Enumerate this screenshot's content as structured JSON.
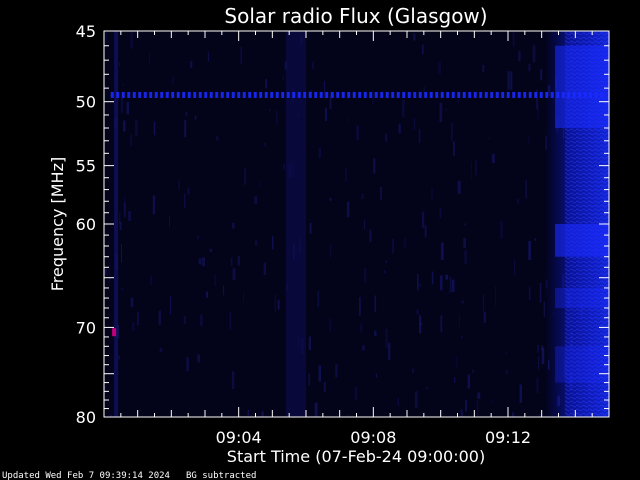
{
  "chart_data": {
    "type": "heatmap",
    "title": "Solar radio Flux (Glasgow)",
    "xlabel": "Start Time (07-Feb-24 09:00:00)",
    "ylabel": "Frequency [MHz]",
    "x_ticks": [
      "09:04",
      "09:08",
      "09:12"
    ],
    "x_tick_minutes": [
      4,
      8,
      12
    ],
    "xlim_minutes": [
      0,
      15
    ],
    "y_ticks": [
      45,
      50,
      55,
      60,
      70,
      80
    ],
    "ylim": [
      45,
      80
    ],
    "y_scale": "log",
    "colors": {
      "background": "#000000",
      "plot_bg": "#03031a",
      "band": "#1a2aff",
      "burst": "#c0007a",
      "axis": "#ffffff"
    },
    "features": {
      "constant_line_mhz": 49.5,
      "constant_line_minute_range": [
        0.2,
        14.8
      ],
      "high_activity_start_minute": 13.1,
      "highlight_spot": {
        "minute": 0.3,
        "mhz": 70.5
      }
    }
  },
  "footer": {
    "updated": "Updated Wed Feb  7 09:39:14 2024",
    "note": "BG subtracted"
  }
}
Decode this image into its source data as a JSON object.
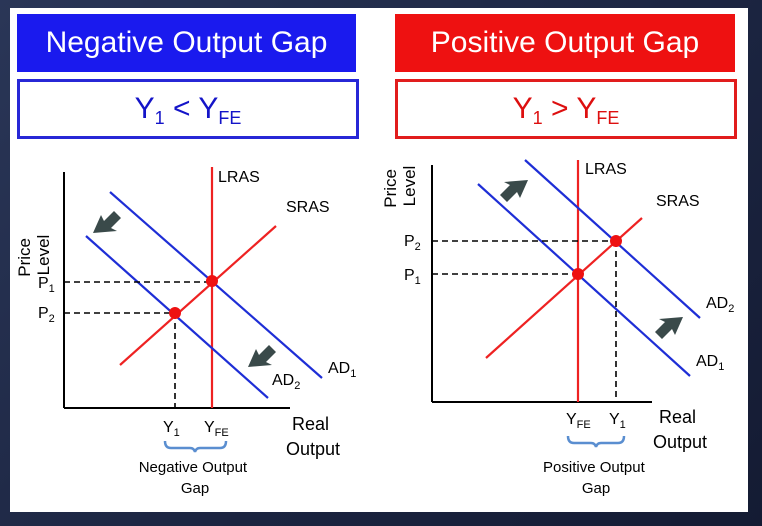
{
  "left": {
    "title": "Negative Output Gap",
    "condition": "Y1 < YFE",
    "ylabel": [
      "Price",
      "Level"
    ],
    "xlabel": [
      "Real",
      "Output"
    ],
    "lras": "LRAS",
    "sras": "SRAS",
    "ad_labels": [
      "AD1",
      "AD2"
    ],
    "price_labels": [
      "P1",
      "P2"
    ],
    "output_labels": [
      "Y1",
      "YFE"
    ],
    "gap_caption": [
      "Negative Output",
      "Gap"
    ]
  },
  "right": {
    "title": "Positive Output Gap",
    "condition": "Y1 > YFE",
    "ylabel": [
      "Price",
      "Level"
    ],
    "xlabel": [
      "Real",
      "Output"
    ],
    "lras": "LRAS",
    "sras": "SRAS",
    "ad_labels": [
      "AD2",
      "AD1"
    ],
    "price_labels": [
      "P2",
      "P1"
    ],
    "output_labels": [
      "YFE",
      "Y1"
    ],
    "gap_caption": [
      "Positive Output",
      "Gap"
    ]
  },
  "colors": {
    "negative_accent": "#1a1aee",
    "positive_accent": "#ee1111",
    "ad_line": "#1e2ed6",
    "as_line": "#ee2222",
    "bracket": "#5a8ed0",
    "arrow": "#3a4a4a"
  }
}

--*--

**Task**
Leave out the pictures and transcribe the entries above exactly.

**Answer to this exercise**
Enumerate this screenshot's content as structured JSON.
{
  "chart_data": {
    "type": "heatmap",
    "title": "Solar radio Flux (Glasgow)",
    "xlabel": "Start Time (07-Feb-24 09:00:00)",
    "ylabel": "Frequency [MHz]",
    "x_ticks": [
      "09:04",
      "09:08",
      "09:12"
    ],
    "x_tick_minutes": [
      4,
      8,
      12
    ],
    "xlim_minutes": [
      0,
      15
    ],
    "y_ticks": [
      45,
      50,
      55,
      60,
      70,
      80
    ],
    "ylim": [
      45,
      80
    ],
    "y_scale": "log",
    "colors": {
      "background": "#000000",
      "plot_bg": "#03031a",
      "band": "#1a2aff",
      "burst": "#c0007a",
      "axis": "#ffffff"
    },
    "features": {
      "constant_line_mhz": 49.5,
      "constant_line_minute_range": [
        0.2,
        14.8
      ],
      "high_activity_start_minute": 13.1,
      "highlight_spot": {
        "minute": 0.3,
        "mhz": 70.5
      }
    }
  },
  "footer": {
    "updated": "Updated Wed Feb  7 09:39:14 2024",
    "note": "BG subtracted"
  }
}
Decode this image into its source data as a JSON object.
{
  "left": {
    "title": "Negative Output Gap",
    "condition": "Y1 < YFE",
    "ylabel": [
      "Price",
      "Level"
    ],
    "xlabel": [
      "Real",
      "Output"
    ],
    "lras": "LRAS",
    "sras": "SRAS",
    "ad_labels": [
      "AD1",
      "AD2"
    ],
    "price_labels": [
      "P1",
      "P2"
    ],
    "output_labels": [
      "Y1",
      "YFE"
    ],
    "gap_caption": [
      "Negative Output",
      "Gap"
    ]
  },
  "right": {
    "title": "Positive Output Gap",
    "condition": "Y1 > YFE",
    "ylabel": [
      "Price",
      "Level"
    ],
    "xlabel": [
      "Real",
      "Output"
    ],
    "lras": "LRAS",
    "sras": "SRAS",
    "ad_labels": [
      "AD2",
      "AD1"
    ],
    "price_labels": [
      "P2",
      "P1"
    ],
    "output_labels": [
      "YFE",
      "Y1"
    ],
    "gap_caption": [
      "Positive Output",
      "Gap"
    ]
  },
  "colors": {
    "negative_accent": "#1a1aee",
    "positive_accent": "#ee1111",
    "ad_line": "#1e2ed6",
    "as_line": "#ee2222",
    "bracket": "#5a8ed0",
    "arrow": "#3a4a4a"
  }
}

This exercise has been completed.